▸ **Written exercise**: You are to retype all of the data exactly as it appears.

▸ **Items**:
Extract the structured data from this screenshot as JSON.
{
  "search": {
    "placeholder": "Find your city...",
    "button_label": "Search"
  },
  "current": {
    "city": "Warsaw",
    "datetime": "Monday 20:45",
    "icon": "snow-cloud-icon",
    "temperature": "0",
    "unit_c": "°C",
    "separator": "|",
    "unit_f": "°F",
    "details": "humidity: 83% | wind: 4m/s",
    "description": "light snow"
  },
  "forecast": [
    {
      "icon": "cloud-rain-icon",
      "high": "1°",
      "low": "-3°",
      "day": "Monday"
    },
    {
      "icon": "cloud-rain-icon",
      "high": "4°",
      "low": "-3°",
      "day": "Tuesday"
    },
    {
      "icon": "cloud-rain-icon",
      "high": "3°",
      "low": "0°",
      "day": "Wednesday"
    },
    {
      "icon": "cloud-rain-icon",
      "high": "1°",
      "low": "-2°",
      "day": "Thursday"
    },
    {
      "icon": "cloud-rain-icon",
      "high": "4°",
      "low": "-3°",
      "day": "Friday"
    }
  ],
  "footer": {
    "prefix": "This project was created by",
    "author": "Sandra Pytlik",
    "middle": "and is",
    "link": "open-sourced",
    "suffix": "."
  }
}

▸ **Correct result**:
Extract the structured data from this screenshot as JSON.
{
  "search": {
    "placeholder": "Find your city...",
    "button_label": "Search"
  },
  "current": {
    "city": "Warsaw",
    "datetime": "Monday 20:45",
    "icon": "snow-cloud-icon",
    "temperature": "0",
    "unit_c": "°C",
    "separator": "|",
    "unit_f": "°F",
    "details": "humidity: 83% | wind: 4m/s",
    "description": "light snow"
  },
  "forecast": [
    {
      "icon": "cloud-rain-icon",
      "high": "1°",
      "low": "-3°",
      "day": "Monday"
    },
    {
      "icon": "cloud-rain-icon",
      "high": "4°",
      "low": "-3°",
      "day": "Tuesday"
    },
    {
      "icon": "cloud-rain-icon",
      "high": "3°",
      "low": "0°",
      "day": "Wednesday"
    },
    {
      "icon": "cloud-rain-icon",
      "high": "1°",
      "low": "-2°",
      "day": "Thursday"
    },
    {
      "icon": "cloud-rain-icon",
      "high": "4°",
      "low": "-3°",
      "day": "Friday"
    }
  ],
  "footer": {
    "prefix": "This project was created by",
    "author": "Sandra Pytlik",
    "middle": "and is",
    "link": "open-sourced",
    "suffix": "."
  }
}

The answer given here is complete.